» Recorded data
——

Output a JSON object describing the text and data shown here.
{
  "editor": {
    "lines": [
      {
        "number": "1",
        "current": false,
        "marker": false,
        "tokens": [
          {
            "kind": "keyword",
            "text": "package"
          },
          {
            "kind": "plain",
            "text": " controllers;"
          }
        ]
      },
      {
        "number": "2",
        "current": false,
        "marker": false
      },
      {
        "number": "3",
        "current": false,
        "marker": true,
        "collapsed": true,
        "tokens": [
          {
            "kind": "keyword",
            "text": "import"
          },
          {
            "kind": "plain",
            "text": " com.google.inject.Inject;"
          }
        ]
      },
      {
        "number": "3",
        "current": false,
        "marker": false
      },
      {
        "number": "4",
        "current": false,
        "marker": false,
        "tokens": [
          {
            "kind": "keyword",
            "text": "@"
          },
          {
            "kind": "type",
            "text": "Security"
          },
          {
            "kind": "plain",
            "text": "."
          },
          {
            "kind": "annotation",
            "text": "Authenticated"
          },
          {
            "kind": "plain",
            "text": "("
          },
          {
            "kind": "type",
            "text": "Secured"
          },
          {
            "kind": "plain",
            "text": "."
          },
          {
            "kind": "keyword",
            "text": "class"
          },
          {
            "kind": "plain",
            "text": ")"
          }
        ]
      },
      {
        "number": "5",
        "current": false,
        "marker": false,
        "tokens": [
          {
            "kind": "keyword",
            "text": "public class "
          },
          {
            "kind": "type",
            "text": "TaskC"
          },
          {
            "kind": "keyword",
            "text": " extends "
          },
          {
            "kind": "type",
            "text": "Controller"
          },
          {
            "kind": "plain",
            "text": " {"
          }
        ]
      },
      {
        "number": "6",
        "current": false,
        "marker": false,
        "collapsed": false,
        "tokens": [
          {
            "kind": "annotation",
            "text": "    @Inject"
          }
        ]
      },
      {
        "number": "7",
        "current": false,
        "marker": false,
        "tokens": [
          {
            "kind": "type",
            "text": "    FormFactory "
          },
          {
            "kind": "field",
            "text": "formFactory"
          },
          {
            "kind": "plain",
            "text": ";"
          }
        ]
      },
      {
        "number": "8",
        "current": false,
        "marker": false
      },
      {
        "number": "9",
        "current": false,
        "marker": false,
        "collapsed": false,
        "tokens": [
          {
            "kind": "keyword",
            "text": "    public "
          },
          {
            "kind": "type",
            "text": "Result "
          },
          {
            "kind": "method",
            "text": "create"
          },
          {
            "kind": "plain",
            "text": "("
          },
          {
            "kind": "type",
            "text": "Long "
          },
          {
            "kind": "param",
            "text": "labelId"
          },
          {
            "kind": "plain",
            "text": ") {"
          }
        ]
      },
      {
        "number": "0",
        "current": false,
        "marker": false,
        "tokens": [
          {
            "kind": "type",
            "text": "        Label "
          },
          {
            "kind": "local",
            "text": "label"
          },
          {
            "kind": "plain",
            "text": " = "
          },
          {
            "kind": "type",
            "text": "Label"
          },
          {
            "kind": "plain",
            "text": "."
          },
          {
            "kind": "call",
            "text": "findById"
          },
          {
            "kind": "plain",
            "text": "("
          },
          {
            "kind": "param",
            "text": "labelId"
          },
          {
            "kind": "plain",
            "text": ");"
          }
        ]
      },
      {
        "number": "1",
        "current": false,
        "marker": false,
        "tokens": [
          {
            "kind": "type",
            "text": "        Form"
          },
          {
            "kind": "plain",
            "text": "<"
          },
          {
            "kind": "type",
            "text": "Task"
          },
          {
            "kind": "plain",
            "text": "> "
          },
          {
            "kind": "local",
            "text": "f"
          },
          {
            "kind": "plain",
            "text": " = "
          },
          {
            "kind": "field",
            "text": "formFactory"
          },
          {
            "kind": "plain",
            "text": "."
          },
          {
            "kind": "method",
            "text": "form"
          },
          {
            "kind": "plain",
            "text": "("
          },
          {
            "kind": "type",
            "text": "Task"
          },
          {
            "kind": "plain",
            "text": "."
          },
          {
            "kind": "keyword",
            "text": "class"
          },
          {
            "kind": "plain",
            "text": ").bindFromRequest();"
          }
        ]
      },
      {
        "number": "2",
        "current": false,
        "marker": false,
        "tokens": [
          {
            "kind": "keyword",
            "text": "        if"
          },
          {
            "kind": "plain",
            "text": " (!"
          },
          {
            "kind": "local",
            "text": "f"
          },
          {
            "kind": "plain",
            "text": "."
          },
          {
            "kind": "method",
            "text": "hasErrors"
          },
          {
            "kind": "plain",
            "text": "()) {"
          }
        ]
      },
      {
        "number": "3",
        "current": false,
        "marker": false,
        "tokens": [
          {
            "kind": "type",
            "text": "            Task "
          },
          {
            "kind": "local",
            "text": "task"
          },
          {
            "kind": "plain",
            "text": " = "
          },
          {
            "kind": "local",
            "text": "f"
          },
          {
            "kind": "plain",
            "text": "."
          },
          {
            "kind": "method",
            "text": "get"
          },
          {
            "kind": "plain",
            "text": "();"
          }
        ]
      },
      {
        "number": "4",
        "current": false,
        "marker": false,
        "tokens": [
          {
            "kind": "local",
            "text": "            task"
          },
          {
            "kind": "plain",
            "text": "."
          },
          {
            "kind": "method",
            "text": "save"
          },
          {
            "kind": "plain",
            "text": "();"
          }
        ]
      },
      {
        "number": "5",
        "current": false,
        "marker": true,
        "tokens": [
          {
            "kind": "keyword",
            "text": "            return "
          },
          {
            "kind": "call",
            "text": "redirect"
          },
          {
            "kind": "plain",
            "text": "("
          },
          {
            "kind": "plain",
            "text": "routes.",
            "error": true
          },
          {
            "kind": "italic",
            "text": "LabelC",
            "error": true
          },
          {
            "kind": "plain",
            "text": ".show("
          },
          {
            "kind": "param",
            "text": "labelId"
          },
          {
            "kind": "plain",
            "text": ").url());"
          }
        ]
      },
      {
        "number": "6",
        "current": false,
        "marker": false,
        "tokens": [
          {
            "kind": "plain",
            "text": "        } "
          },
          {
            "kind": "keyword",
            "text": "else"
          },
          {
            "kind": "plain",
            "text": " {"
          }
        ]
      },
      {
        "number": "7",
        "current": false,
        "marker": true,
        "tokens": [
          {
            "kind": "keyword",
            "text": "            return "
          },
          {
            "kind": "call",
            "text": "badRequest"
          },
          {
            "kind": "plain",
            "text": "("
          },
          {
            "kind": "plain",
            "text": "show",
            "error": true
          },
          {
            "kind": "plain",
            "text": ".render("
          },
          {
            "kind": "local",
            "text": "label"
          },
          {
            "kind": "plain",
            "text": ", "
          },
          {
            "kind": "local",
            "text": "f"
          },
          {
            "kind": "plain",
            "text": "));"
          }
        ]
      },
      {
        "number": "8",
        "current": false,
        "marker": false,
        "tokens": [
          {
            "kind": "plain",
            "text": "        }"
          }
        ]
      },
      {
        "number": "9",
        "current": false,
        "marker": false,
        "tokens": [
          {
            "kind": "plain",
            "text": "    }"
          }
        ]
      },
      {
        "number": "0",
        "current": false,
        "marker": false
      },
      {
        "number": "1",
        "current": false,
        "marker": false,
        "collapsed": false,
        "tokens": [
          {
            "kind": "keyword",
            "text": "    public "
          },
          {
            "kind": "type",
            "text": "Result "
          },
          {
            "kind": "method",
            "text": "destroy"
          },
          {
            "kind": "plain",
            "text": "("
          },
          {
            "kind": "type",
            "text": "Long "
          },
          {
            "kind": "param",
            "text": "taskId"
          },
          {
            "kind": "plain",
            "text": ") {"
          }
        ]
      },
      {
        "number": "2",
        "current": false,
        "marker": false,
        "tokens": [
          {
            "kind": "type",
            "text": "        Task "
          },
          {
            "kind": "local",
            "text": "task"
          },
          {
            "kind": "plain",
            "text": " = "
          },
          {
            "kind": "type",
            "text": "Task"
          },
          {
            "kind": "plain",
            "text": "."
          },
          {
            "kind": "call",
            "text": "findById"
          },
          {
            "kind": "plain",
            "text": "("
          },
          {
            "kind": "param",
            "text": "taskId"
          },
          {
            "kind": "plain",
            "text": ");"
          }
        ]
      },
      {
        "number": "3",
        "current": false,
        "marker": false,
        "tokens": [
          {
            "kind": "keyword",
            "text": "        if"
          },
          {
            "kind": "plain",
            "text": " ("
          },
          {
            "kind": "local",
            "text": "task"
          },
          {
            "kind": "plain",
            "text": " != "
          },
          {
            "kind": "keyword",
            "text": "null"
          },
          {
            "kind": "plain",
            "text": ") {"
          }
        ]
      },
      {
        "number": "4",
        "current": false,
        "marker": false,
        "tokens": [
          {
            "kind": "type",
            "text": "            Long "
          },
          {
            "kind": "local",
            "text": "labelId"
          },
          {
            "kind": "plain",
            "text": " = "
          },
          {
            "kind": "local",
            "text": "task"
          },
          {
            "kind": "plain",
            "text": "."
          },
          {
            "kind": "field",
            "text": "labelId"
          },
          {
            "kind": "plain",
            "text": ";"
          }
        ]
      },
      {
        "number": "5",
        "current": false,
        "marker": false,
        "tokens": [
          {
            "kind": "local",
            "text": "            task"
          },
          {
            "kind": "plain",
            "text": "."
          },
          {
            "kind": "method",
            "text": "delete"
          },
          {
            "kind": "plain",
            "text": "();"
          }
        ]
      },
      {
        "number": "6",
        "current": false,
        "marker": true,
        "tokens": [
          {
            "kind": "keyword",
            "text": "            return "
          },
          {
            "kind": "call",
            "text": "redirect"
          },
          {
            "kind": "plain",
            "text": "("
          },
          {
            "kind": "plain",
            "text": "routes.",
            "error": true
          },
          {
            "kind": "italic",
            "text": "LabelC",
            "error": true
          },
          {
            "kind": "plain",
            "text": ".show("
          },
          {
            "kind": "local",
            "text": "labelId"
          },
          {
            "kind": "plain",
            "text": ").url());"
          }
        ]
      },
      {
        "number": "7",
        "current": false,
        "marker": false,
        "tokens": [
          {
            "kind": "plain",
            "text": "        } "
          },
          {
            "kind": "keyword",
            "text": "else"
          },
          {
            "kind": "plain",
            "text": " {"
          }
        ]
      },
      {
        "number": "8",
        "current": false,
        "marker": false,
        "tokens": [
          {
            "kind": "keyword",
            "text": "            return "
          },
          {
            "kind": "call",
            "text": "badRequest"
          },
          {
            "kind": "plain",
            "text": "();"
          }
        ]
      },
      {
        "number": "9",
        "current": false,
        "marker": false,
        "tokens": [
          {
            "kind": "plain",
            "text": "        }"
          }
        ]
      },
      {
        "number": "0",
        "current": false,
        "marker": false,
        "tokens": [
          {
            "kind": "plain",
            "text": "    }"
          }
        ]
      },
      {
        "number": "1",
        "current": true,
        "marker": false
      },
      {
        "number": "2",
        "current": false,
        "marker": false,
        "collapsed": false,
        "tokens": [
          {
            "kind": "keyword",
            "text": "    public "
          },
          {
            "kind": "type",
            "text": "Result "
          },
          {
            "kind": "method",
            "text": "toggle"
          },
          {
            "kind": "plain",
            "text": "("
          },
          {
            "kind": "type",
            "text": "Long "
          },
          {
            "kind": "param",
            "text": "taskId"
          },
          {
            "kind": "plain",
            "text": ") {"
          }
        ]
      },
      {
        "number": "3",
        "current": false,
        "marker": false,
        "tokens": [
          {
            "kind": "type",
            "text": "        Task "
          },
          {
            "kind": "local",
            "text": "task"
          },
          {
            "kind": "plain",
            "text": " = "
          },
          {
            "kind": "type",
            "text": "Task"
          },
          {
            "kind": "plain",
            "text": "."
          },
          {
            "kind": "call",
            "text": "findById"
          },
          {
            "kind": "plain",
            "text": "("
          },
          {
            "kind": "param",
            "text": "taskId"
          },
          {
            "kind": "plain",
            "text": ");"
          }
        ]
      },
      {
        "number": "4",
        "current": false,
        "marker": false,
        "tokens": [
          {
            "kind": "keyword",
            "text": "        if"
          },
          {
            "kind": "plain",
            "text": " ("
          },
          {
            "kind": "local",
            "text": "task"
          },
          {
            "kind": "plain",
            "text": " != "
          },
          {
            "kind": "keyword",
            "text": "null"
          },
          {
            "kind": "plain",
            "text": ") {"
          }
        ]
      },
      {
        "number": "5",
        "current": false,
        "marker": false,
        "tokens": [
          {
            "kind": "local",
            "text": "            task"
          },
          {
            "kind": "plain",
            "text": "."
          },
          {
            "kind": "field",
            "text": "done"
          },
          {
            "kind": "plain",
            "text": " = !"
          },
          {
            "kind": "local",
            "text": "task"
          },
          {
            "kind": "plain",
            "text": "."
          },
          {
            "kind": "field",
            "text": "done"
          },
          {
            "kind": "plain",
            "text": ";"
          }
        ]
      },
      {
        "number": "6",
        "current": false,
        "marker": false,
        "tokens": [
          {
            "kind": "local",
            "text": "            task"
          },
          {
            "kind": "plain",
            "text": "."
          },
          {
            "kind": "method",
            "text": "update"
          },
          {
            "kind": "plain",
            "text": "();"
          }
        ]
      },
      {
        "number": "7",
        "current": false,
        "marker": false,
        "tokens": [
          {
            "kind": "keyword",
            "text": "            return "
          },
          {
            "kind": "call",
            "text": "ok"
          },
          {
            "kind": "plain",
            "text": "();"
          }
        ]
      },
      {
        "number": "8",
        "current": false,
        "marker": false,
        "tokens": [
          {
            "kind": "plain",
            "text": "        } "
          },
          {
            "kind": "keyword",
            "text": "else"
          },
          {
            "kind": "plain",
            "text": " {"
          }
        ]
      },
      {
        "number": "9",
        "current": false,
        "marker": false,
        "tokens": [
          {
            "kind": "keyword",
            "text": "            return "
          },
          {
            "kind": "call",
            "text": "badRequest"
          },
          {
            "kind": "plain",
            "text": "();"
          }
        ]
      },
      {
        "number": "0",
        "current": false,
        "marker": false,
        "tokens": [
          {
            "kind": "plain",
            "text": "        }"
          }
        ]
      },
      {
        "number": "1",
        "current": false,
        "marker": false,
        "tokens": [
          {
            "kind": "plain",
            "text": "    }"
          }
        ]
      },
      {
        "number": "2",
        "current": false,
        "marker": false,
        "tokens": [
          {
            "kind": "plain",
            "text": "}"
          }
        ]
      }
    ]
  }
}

——

» Brief
Determine how many lines of the listing above include the word "Inject", and report that number only.

» Task solution
2